**Your goal:**
Give every line below again, exactly.

**Given entries:**
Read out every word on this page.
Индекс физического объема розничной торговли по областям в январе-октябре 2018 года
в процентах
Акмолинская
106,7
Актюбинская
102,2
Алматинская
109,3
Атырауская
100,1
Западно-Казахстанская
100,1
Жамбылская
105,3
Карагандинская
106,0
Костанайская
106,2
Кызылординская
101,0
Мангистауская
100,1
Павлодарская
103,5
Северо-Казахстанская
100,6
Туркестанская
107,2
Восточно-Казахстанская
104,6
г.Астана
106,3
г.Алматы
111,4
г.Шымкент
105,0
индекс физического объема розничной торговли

**Solved exercise:**
Read out every word on this page.
Индекс физического объема розничной торговли по областям в январе-октябре 2018 года
в процентах
Акмолинская
106,7
Актюбинская
102,2
Алматинская
109,3
Атырауская
100,1
Западно-Казахстанская
100,1
Жамбылская
105,3
Карагандинская
106,0
Костанайская
106,2
Кызылординская
101,0
Мангистауская
100,1
Павлодарская
103,5
Северо-Казахстанская
100,6
Туркестанская
107,2
Восточно-Казахстанская
104,6
г.Астана
106,3
г.Алматы
111,4
г.Шымкент
105,0
индекс физического объема розничной торговли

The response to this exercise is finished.